= TEXTAUSZUG =
Relict schrieb:
Mit Lust haben derartige Arbeitsbedingungen nun wirklich nichts zu tun. Eher mit Zwängen und Not. Dann geh doch als gutes Beispiel in einem solchen Job voran.
Das muss ich nicht. Weder lebe ich auf Kosten der Gemeinschaft noch habe ich mich (Fort-)Bildung verweigert. Wenn ein Mittfuenfziger keine Umschulung mehr machen will, geht das in Ordnung und kann ich das akzeptieren. Wenn ein Mittdreissiger hierauf keine Lust mehr verspuert und lieber weiter Fliesen legen moechte, ist das nicht in Ordnung und akzeptiere ich das nicht. Wir koennen kein Volk von Fliesenlegern sein - Sozialverhalten ist nicht nur Nehmen, sondern auch wertschaffender Teil der Gemeinschaft sein.
Relict schrieb:
Dann bliebe der Spargel eben in der Erde, solange es keine für alle Beteiligten akzeptablen Lösungen gibt.
Keine Loesung war, ist und wird je fuer alle Beteiligten wirklich akzeptabel sein - weil jedes Individuum akzeptabel anders definiert. Ergo wird jede Loesung immer auch Kompromiss sein, bei dem sich alle Parteien bewegen.
Ausserdem finde ich es bemerkenswert, dass ausgerechnet die selbsterklaerten Humanisten der Republik es immer wieder sind, die den Begriff "gerecht" in EURO aufwiegen wollen. Gerecht ist, wenn ich gebe und nehme. Also ein bGe (dass es in Form von Hartz IV objektiv laengst gibt) bekomme und eine Leistung erbringe. Fuer den zweiten Punkt gibt es links von der Mitte beklagenswert wenig Konsens.
Relict schrieb:
Dieser elenden Geiz-ist-Geil Mentalität würde ein Riegel vorgeschoben werden, der Teufelskreis durchbrochen, der Wert von Produkten und Arbeit wieder schätzen gelernt.
Naives Wunschdenken, dass am menschlichen Wesen zerplatzen wird wie schon so manche andere gesellschaftliche Seifenblase zuvor.
Relict schrieb:
Das Lohndumping und alles damit verbundene ist ja erst in den letzten Jahren so drastisch angestiegen.

= BEREITGESTELLTE DATEN =
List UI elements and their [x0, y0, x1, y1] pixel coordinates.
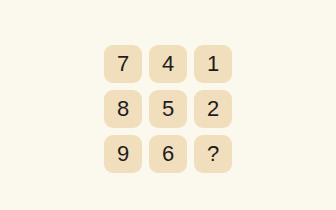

= AUFGABE =
Beantworten Sie anhand des Textauszugs diese Fragen:
(a) Bei wem wird der Verzicht auf eine Umschulung als in Ordnung bezeichnet?
(b) Was wird nach dem Textauszug jede Lösung immer auch sein?
(c) In welcher Form gibt es ein bGe dem Textauszug zufolge objektiv längst?

= VOLLSTÄNDIGE LÖSUNG =
(a) Bei einem Mittfünfziger.
(b) Ein Kompromiss, bei dem sich alle Parteien bewegen.
(c) In Form von Hartz IV.